:: RECORDS SUPPLIED

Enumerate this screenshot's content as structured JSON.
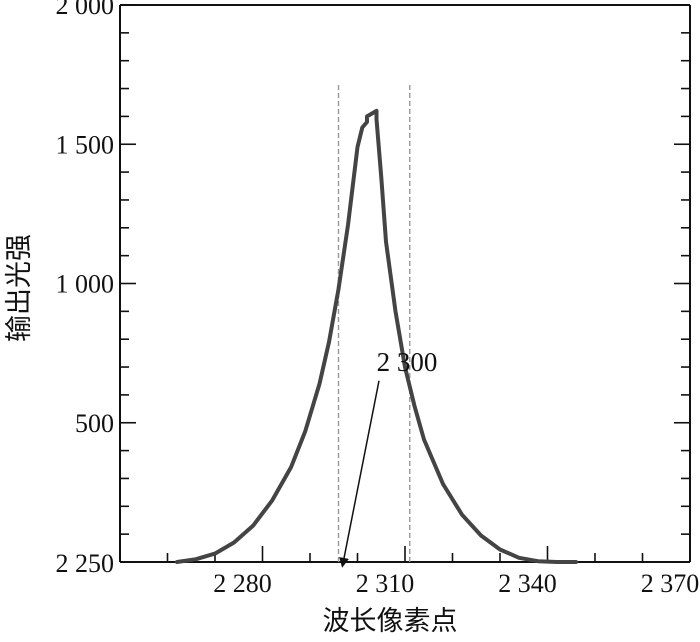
{
  "chart_data": {
    "type": "line",
    "title": "",
    "xlabel": "波长像素点",
    "ylabel": "输出光强",
    "xlim": [
      2250,
      2370
    ],
    "ylim": [
      0,
      2000
    ],
    "x_ticks": [
      {
        "value": 2280,
        "label": "2 280"
      },
      {
        "value": 2310,
        "label": "2 310"
      },
      {
        "value": 2340,
        "label": "2 340"
      },
      {
        "value": 2370,
        "label": "2 370"
      }
    ],
    "y_ticks": [
      {
        "value": 500,
        "label": "500"
      },
      {
        "value": 1000,
        "label": "1 000"
      },
      {
        "value": 1500,
        "label": "1 500"
      },
      {
        "value": 2000,
        "label": "2 000"
      }
    ],
    "origin_label": "2 250",
    "grid": false,
    "series": [
      {
        "color": "#444444",
        "x": [
          2262,
          2266,
          2270,
          2274,
          2278,
          2282,
          2286,
          2289,
          2292,
          2294,
          2296,
          2298,
          2300,
          2301,
          2302,
          2302,
          2303,
          2304,
          2304,
          2305,
          2306,
          2308,
          2310,
          2312,
          2314,
          2318,
          2322,
          2326,
          2330,
          2334,
          2338,
          2342,
          2346
        ],
        "y": [
          0,
          10,
          30,
          70,
          130,
          220,
          340,
          470,
          640,
          790,
          980,
          1210,
          1490,
          1560,
          1580,
          1600,
          1610,
          1620,
          1590,
          1380,
          1150,
          900,
          700,
          560,
          440,
          280,
          170,
          95,
          45,
          15,
          3,
          0,
          0
        ]
      }
    ],
    "reference_lines": [
      {
        "x": 2296,
        "style": "dashed",
        "color": "#999999"
      },
      {
        "x": 2311,
        "style": "dashed",
        "color": "#999999"
      }
    ],
    "annotations": [
      {
        "text": "2 300",
        "text_x": 2302,
        "text_y": 500,
        "arrow_to_x": 2296,
        "arrow_to_y": 130
      }
    ]
  }
}
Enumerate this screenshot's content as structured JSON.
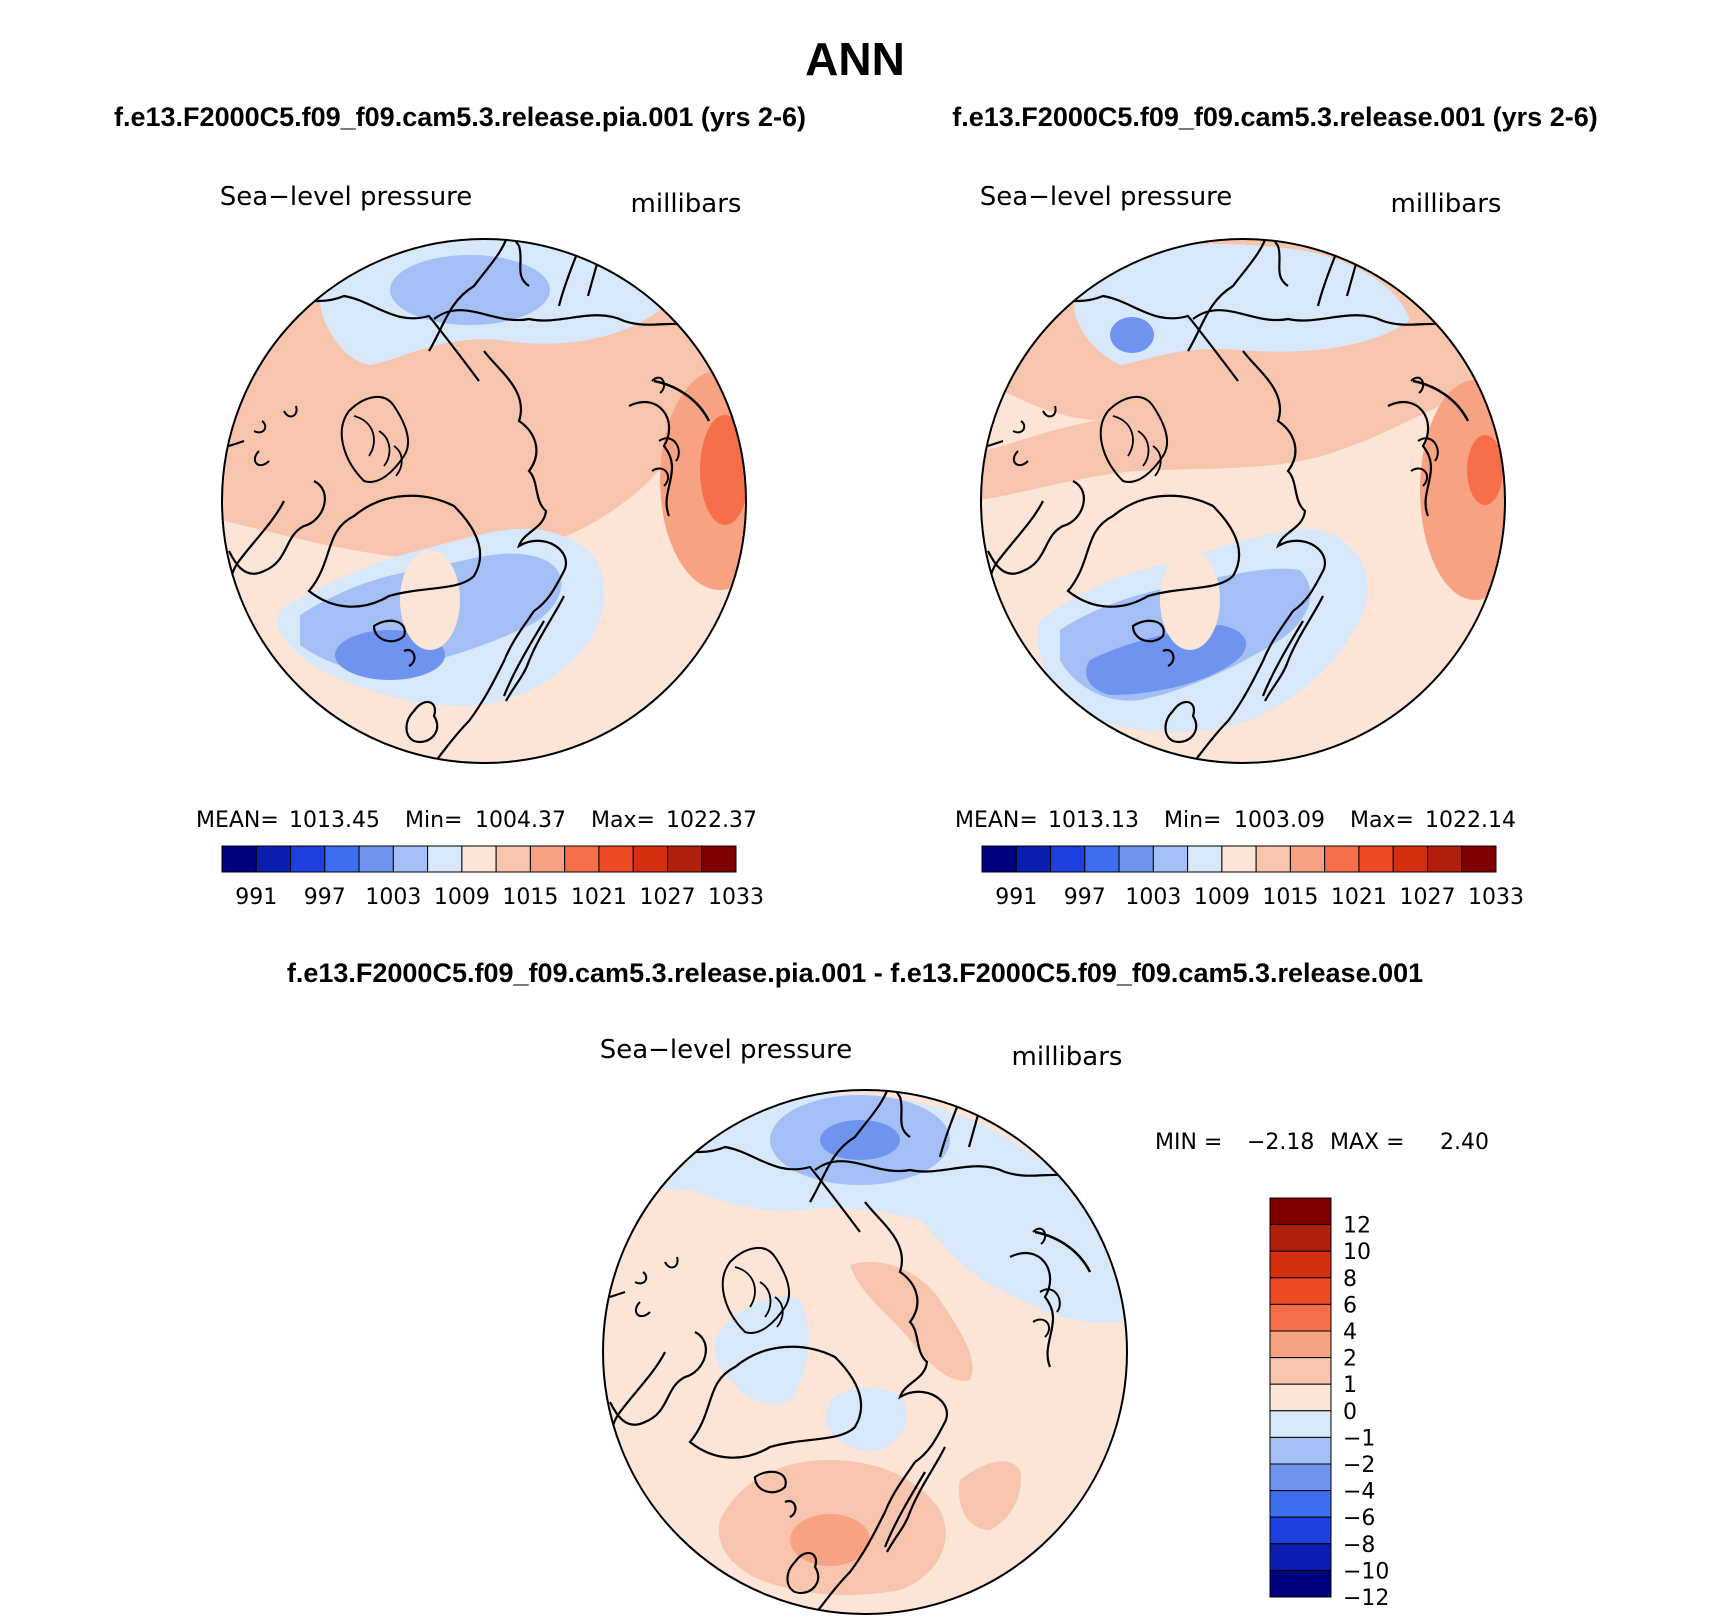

::::

▶ _OBJECTIVE_
Every record above should be written out again without change, except that the pictures are left out.

▶ _ANSWER TO THE TASK_
Enumerate this screenshot's content as structured JSON.
{
  "chart_data": {
    "type": "line",
    "title": "",
    "xlabel": "波长像素点",
    "ylabel": "输出光强",
    "xlim": [
      2250,
      2370
    ],
    "ylim": [
      0,
      2000
    ],
    "x_ticks": [
      {
        "value": 2280,
        "label": "2 280"
      },
      {
        "value": 2310,
        "label": "2 310"
      },
      {
        "value": 2340,
        "label": "2 340"
      },
      {
        "value": 2370,
        "label": "2 370"
      }
    ],
    "y_ticks": [
      {
        "value": 500,
        "label": "500"
      },
      {
        "value": 1000,
        "label": "1 000"
      },
      {
        "value": 1500,
        "label": "1 500"
      },
      {
        "value": 2000,
        "label": "2 000"
      }
    ],
    "origin_label": "2 250",
    "grid": false,
    "series": [
      {
        "color": "#444444",
        "x": [
          2262,
          2266,
          2270,
          2274,
          2278,
          2282,
          2286,
          2289,
          2292,
          2294,
          2296,
          2298,
          2300,
          2301,
          2302,
          2302,
          2303,
          2304,
          2304,
          2305,
          2306,
          2308,
          2310,
          2312,
          2314,
          2318,
          2322,
          2326,
          2330,
          2334,
          2338,
          2342,
          2346
        ],
        "y": [
          0,
          10,
          30,
          70,
          130,
          220,
          340,
          470,
          640,
          790,
          980,
          1210,
          1490,
          1560,
          1580,
          1600,
          1610,
          1620,
          1590,
          1380,
          1150,
          900,
          700,
          560,
          440,
          280,
          170,
          95,
          45,
          15,
          3,
          0,
          0
        ]
      }
    ],
    "reference_lines": [
      {
        "x": 2296,
        "style": "dashed",
        "color": "#999999"
      },
      {
        "x": 2311,
        "style": "dashed",
        "color": "#999999"
      }
    ],
    "annotations": [
      {
        "text": "2 300",
        "text_x": 2302,
        "text_y": 500,
        "arrow_to_x": 2296,
        "arrow_to_y": 130
      }
    ]
  }
}
Enumerate this screenshot's content as structured JSON.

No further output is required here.